— Goal of the exercise —
Please set down all the lines beneath this one exactly, without the pictures.

— Working data —
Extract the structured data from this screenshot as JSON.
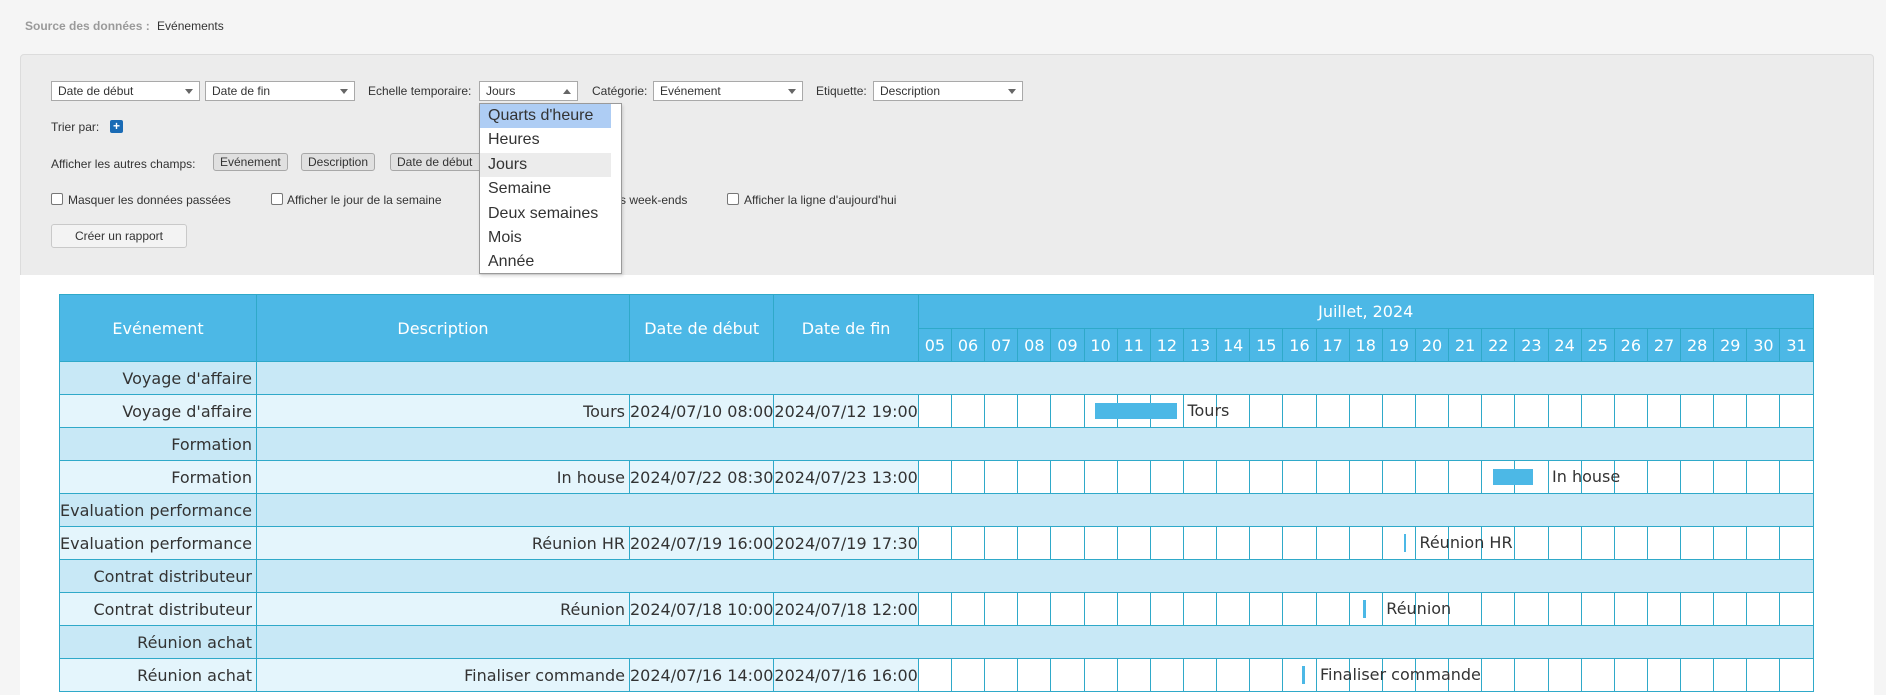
{
  "source": {
    "label": "Source des données :",
    "value": "Evénements"
  },
  "filters": {
    "start_date": "Date de début",
    "end_date": "Date de fin",
    "time_scale_label": "Echelle temporaire:",
    "time_scale_value": "Jours",
    "category_label": "Catégorie:",
    "category_value": "Evénement",
    "tag_label": "Etiquette:",
    "tag_value": "Description"
  },
  "sort_label": "Trier par:",
  "sort_add": "+",
  "other_fields_label": "Afficher les autres champs:",
  "other_fields": [
    "Evénement",
    "Description",
    "Date de début"
  ],
  "checkboxes": {
    "hide_past": "Masquer les données passées",
    "show_weekday": "Afficher le jour de la semaine",
    "weekends": "s week-ends",
    "today_line": "Afficher la ligne d'aujourd'hui"
  },
  "create_report": "Créer un rapport",
  "time_scale_options": [
    "Quarts d'heure",
    "Heures",
    "Jours",
    "Semaine",
    "Deux semaines",
    "Mois",
    "Année"
  ],
  "time_scale_highlighted": "Quarts d'heure",
  "gantt": {
    "headers": {
      "event": "Evénement",
      "description": "Description",
      "start": "Date de début",
      "end": "Date de fin",
      "month": "Juillet, 2024"
    },
    "days": [
      "05",
      "06",
      "07",
      "08",
      "09",
      "10",
      "11",
      "12",
      "13",
      "14",
      "15",
      "16",
      "17",
      "18",
      "19",
      "20",
      "21",
      "22",
      "23",
      "24",
      "25",
      "26",
      "27",
      "28",
      "29",
      "30",
      "31"
    ],
    "groups": [
      {
        "name": "Voyage d'affaire",
        "event": "Voyage d'affaire",
        "description": "Tours",
        "start": "2024/07/10 08:00",
        "end": "2024/07/12 19:00",
        "bar_label": "Tours"
      },
      {
        "name": "Formation",
        "event": "Formation",
        "description": "In house",
        "start": "2024/07/22 08:30",
        "end": "2024/07/23 13:00",
        "bar_label": "In house"
      },
      {
        "name": "Evaluation performance",
        "event": "Evaluation performance",
        "description": "Réunion HR",
        "start": "2024/07/19 16:00",
        "end": "2024/07/19 17:30",
        "bar_label": "Réunion HR"
      },
      {
        "name": "Contrat distributeur",
        "event": "Contrat distributeur",
        "description": "Réunion",
        "start": "2024/07/18 10:00",
        "end": "2024/07/18 12:00",
        "bar_label": "Réunion"
      },
      {
        "name": "Réunion achat",
        "event": "Réunion achat",
        "description": "Finaliser commande",
        "start": "2024/07/16 14:00",
        "end": "2024/07/16 16:00",
        "bar_label": "Finaliser commande"
      }
    ]
  },
  "colors": {
    "header": "#4cb8e6",
    "group_row": "#c8e8f6",
    "data_row": "#e4f5fc",
    "bar": "#4cb8e6",
    "highlight": "#aecdf4"
  }
}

— Solution to this exercise —
Extract the structured data from this screenshot as JSON.
{
  "source": {
    "label": "Source des données :",
    "value": "Evénements"
  },
  "filters": {
    "start_date": "Date de début",
    "end_date": "Date de fin",
    "time_scale_label": "Echelle temporaire:",
    "time_scale_value": "Jours",
    "category_label": "Catégorie:",
    "category_value": "Evénement",
    "tag_label": "Etiquette:",
    "tag_value": "Description"
  },
  "sort_label": "Trier par:",
  "sort_add": "+",
  "other_fields_label": "Afficher les autres champs:",
  "other_fields": [
    "Evénement",
    "Description",
    "Date de début"
  ],
  "checkboxes": {
    "hide_past": "Masquer les données passées",
    "show_weekday": "Afficher le jour de la semaine",
    "weekends": "s week-ends",
    "today_line": "Afficher la ligne d'aujourd'hui"
  },
  "create_report": "Créer un rapport",
  "time_scale_options": [
    "Quarts d'heure",
    "Heures",
    "Jours",
    "Semaine",
    "Deux semaines",
    "Mois",
    "Année"
  ],
  "time_scale_highlighted": "Quarts d'heure",
  "gantt": {
    "headers": {
      "event": "Evénement",
      "description": "Description",
      "start": "Date de début",
      "end": "Date de fin",
      "month": "Juillet, 2024"
    },
    "days": [
      "05",
      "06",
      "07",
      "08",
      "09",
      "10",
      "11",
      "12",
      "13",
      "14",
      "15",
      "16",
      "17",
      "18",
      "19",
      "20",
      "21",
      "22",
      "23",
      "24",
      "25",
      "26",
      "27",
      "28",
      "29",
      "30",
      "31"
    ],
    "groups": [
      {
        "name": "Voyage d'affaire",
        "event": "Voyage d'affaire",
        "description": "Tours",
        "start": "2024/07/10 08:00",
        "end": "2024/07/12 19:00",
        "bar_label": "Tours"
      },
      {
        "name": "Formation",
        "event": "Formation",
        "description": "In house",
        "start": "2024/07/22 08:30",
        "end": "2024/07/23 13:00",
        "bar_label": "In house"
      },
      {
        "name": "Evaluation performance",
        "event": "Evaluation performance",
        "description": "Réunion HR",
        "start": "2024/07/19 16:00",
        "end": "2024/07/19 17:30",
        "bar_label": "Réunion HR"
      },
      {
        "name": "Contrat distributeur",
        "event": "Contrat distributeur",
        "description": "Réunion",
        "start": "2024/07/18 10:00",
        "end": "2024/07/18 12:00",
        "bar_label": "Réunion"
      },
      {
        "name": "Réunion achat",
        "event": "Réunion achat",
        "description": "Finaliser commande",
        "start": "2024/07/16 14:00",
        "end": "2024/07/16 16:00",
        "bar_label": "Finaliser commande"
      }
    ]
  },
  "colors": {
    "header": "#4cb8e6",
    "group_row": "#c8e8f6",
    "data_row": "#e4f5fc",
    "bar": "#4cb8e6",
    "highlight": "#aecdf4"
  }
}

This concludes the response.